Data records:
• • •

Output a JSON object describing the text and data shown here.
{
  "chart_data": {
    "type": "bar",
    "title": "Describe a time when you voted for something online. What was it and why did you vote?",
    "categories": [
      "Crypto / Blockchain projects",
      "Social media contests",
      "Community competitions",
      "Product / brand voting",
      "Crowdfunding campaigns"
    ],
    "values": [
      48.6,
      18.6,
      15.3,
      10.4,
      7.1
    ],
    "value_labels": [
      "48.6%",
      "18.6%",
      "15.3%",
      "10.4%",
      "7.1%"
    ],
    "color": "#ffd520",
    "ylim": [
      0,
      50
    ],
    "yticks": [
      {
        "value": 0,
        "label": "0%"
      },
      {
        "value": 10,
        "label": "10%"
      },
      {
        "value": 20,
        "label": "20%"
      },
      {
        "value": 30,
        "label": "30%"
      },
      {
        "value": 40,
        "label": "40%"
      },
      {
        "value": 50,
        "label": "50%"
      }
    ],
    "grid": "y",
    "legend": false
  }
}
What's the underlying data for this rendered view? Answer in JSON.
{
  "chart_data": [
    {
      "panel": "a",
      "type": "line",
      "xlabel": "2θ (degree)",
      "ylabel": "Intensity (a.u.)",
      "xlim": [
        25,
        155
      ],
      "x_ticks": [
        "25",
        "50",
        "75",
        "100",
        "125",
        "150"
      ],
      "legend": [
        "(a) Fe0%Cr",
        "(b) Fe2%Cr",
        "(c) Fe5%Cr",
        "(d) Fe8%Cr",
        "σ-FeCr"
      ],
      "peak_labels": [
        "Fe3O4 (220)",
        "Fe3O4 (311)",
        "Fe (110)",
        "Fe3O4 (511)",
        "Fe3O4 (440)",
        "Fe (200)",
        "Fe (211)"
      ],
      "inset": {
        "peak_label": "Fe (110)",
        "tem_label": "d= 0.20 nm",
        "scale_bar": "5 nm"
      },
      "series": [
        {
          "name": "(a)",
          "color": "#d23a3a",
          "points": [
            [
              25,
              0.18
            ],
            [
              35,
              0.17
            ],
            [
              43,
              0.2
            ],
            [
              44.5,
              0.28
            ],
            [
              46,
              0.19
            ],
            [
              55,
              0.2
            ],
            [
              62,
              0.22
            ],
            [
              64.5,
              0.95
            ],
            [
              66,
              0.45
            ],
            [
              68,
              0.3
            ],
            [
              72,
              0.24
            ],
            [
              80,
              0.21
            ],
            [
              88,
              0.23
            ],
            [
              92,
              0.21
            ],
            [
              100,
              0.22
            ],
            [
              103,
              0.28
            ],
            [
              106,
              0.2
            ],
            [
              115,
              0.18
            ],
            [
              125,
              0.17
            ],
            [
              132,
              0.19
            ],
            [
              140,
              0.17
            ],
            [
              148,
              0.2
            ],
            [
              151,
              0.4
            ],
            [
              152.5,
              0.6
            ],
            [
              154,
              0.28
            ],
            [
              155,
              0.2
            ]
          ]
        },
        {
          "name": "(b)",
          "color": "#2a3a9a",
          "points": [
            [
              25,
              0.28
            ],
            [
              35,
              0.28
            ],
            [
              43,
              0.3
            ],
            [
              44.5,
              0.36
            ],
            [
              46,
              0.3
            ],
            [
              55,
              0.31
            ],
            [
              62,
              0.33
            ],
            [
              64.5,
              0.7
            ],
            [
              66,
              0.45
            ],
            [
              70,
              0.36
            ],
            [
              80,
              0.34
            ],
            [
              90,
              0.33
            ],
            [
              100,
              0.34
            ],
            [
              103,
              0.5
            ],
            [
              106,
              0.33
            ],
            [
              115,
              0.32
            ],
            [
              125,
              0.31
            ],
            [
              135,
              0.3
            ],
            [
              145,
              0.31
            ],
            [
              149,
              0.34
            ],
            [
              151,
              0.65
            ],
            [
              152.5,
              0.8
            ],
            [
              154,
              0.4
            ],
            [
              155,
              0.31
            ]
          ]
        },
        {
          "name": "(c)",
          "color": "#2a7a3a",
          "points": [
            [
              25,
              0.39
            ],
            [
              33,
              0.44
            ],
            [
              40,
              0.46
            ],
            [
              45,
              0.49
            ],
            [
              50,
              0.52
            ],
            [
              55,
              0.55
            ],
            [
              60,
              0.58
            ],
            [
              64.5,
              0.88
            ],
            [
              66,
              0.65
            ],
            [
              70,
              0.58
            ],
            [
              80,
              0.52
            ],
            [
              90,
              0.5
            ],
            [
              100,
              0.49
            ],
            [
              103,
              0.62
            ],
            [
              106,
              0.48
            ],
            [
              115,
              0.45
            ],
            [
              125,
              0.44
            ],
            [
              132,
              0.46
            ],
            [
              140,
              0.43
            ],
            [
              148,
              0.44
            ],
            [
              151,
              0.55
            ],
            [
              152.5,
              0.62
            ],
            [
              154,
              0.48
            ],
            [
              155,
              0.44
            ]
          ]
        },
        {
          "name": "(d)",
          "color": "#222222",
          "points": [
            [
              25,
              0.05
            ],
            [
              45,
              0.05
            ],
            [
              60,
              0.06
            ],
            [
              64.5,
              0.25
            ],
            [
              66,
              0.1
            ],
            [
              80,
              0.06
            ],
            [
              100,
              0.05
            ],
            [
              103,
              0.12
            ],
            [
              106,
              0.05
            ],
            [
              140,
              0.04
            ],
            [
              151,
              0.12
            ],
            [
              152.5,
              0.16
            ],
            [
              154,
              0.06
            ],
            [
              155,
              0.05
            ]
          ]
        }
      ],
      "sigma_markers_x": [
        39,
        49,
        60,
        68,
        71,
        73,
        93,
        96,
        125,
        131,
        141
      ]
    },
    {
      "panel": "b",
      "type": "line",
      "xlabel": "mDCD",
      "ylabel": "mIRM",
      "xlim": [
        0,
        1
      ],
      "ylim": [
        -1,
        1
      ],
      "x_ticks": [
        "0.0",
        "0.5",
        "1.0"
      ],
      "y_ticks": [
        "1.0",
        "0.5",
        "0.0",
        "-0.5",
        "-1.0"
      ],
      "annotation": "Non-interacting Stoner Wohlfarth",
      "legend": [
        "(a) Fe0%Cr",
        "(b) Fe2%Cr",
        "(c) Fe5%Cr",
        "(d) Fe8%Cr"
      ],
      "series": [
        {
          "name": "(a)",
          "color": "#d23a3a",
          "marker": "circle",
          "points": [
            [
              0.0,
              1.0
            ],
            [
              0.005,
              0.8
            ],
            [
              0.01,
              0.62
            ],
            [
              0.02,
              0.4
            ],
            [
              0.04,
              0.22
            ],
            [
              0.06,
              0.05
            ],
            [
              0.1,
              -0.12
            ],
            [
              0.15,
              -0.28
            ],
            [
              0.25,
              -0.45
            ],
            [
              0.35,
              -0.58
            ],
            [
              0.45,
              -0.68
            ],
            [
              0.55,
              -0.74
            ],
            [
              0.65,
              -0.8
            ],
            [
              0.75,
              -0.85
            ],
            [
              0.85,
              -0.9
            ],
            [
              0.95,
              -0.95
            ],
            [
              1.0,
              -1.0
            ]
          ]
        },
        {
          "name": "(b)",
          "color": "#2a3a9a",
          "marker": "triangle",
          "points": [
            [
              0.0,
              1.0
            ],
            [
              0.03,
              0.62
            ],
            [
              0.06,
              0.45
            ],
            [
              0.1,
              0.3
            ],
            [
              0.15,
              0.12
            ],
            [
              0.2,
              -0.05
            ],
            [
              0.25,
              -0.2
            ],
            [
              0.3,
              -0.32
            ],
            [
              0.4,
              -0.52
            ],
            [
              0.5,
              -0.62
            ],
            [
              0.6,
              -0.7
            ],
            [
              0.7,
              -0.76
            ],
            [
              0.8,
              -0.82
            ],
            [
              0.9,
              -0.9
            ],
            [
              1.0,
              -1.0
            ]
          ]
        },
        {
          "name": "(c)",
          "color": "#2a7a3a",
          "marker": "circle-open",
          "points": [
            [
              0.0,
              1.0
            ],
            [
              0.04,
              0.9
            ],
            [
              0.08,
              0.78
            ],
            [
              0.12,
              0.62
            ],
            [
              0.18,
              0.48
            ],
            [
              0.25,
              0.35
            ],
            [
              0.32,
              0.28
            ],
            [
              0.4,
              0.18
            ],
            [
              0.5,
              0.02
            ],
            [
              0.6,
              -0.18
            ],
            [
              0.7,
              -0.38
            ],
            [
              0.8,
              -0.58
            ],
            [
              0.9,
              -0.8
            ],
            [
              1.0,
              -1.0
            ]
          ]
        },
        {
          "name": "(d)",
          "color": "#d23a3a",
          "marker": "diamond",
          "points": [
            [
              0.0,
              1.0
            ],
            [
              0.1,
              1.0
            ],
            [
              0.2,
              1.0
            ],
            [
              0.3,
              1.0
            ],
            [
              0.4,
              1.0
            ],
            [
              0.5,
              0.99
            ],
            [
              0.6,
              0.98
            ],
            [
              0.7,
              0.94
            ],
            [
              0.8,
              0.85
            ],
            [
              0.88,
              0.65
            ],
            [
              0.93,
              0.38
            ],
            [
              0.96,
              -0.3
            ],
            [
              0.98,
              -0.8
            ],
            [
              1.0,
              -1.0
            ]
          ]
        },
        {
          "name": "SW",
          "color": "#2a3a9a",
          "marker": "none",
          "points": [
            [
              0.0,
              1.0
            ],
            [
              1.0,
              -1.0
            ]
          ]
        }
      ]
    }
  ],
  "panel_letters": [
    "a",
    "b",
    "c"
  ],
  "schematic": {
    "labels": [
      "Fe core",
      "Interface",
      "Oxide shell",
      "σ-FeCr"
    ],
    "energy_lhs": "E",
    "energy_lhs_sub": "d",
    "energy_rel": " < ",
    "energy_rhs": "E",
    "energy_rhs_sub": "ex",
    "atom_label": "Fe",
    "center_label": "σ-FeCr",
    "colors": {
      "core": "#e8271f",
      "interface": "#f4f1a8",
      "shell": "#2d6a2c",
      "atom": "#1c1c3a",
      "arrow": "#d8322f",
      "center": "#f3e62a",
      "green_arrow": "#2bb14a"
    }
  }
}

• • •

List every line above that contains the word "What".

    "title": "Describe a time when you voted for something online. What was it and why did you vote?",
What's the underlying data for this rendered view? Answer in JSON.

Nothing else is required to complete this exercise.